Dataset entries on figures:
.....
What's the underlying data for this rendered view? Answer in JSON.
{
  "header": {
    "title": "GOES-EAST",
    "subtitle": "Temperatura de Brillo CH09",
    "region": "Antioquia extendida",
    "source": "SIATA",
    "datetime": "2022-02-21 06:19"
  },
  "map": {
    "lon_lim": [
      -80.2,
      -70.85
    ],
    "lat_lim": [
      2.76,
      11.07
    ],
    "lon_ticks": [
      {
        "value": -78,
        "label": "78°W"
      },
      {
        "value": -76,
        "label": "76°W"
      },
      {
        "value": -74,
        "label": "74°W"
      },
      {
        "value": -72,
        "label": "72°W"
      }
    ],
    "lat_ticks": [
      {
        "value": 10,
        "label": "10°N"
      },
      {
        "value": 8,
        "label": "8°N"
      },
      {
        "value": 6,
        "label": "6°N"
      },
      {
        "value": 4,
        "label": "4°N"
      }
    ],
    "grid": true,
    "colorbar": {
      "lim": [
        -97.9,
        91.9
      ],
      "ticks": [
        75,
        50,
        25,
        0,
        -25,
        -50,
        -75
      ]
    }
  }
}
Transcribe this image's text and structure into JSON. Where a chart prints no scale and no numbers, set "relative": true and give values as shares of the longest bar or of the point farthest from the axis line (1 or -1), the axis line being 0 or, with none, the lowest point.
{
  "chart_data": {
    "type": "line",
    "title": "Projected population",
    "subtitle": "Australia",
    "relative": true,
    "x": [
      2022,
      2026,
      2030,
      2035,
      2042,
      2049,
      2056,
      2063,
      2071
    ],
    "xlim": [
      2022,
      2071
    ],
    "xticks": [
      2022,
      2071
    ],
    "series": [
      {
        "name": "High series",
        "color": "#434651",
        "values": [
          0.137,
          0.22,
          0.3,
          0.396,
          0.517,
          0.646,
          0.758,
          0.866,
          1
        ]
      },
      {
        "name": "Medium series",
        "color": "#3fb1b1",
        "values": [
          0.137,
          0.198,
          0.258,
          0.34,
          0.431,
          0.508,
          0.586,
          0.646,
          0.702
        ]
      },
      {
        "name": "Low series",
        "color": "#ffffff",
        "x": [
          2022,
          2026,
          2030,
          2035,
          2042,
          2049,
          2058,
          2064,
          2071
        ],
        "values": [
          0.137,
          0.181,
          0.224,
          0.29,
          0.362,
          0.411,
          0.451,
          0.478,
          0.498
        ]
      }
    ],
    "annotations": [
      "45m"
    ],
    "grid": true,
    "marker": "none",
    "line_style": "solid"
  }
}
.....
=== Task goal ===
Retype the listing exactly, in full.

=== Task response ===
What's the underlying data for this rendered view? Answer in JSON.
{
  "header": {
    "title": "GOES-EAST",
    "subtitle": "Temperatura de Brillo CH09",
    "region": "Antioquia extendida",
    "source": "SIATA",
    "datetime": "2022-02-21 06:19"
  },
  "map": {
    "lon_lim": [
      -80.2,
      -70.85
    ],
    "lat_lim": [
      2.76,
      11.07
    ],
    "lon_ticks": [
      {
        "value": -78,
        "label": "78°W"
      },
      {
        "value": -76,
        "label": "76°W"
      },
      {
        "value": -74,
        "label": "74°W"
      },
      {
        "value": -72,
        "label": "72°W"
      }
    ],
    "lat_ticks": [
      {
        "value": 10,
        "label": "10°N"
      },
      {
        "value": 8,
        "label": "8°N"
      },
      {
        "value": 6,
        "label": "6°N"
      },
      {
        "value": 4,
        "label": "4°N"
      }
    ],
    "grid": true,
    "colorbar": {
      "lim": [
        -97.9,
        91.9
      ],
      "ticks": [
        75,
        50,
        25,
        0,
        -25,
        -50,
        -75
      ]
    }
  }
}
Transcribe this image's text and structure into JSON. Where a chart prints no scale and no numbers, set "relative": true and give values as shares of the longest bar or of the point farthest from the axis line (1 or -1), the axis line being 0 or, with none, the lowest point.
{
  "chart_data": {
    "type": "line",
    "title": "Projected population",
    "subtitle": "Australia",
    "relative": true,
    "x": [
      2022,
      2026,
      2030,
      2035,
      2042,
      2049,
      2056,
      2063,
      2071
    ],
    "xlim": [
      2022,
      2071
    ],
    "xticks": [
      2022,
      2071
    ],
    "series": [
      {
        "name": "High series",
        "color": "#434651",
        "values": [
          0.137,
          0.22,
          0.3,
          0.396,
          0.517,
          0.646,
          0.758,
          0.866,
          1
        ]
      },
      {
        "name": "Medium series",
        "color": "#3fb1b1",
        "values": [
          0.137,
          0.198,
          0.258,
          0.34,
          0.431,
          0.508,
          0.586,
          0.646,
          0.702
        ]
      },
      {
        "name": "Low series",
        "color": "#ffffff",
        "x": [
          2022,
          2026,
          2030,
          2035,
          2042,
          2049,
          2058,
          2064,
          2071
        ],
        "values": [
          0.137,
          0.181,
          0.224,
          0.29,
          0.362,
          0.411,
          0.451,
          0.478,
          0.498
        ]
      }
    ],
    "annotations": [
      "45m"
    ],
    "grid": true,
    "marker": "none",
    "line_style": "solid"
  }
}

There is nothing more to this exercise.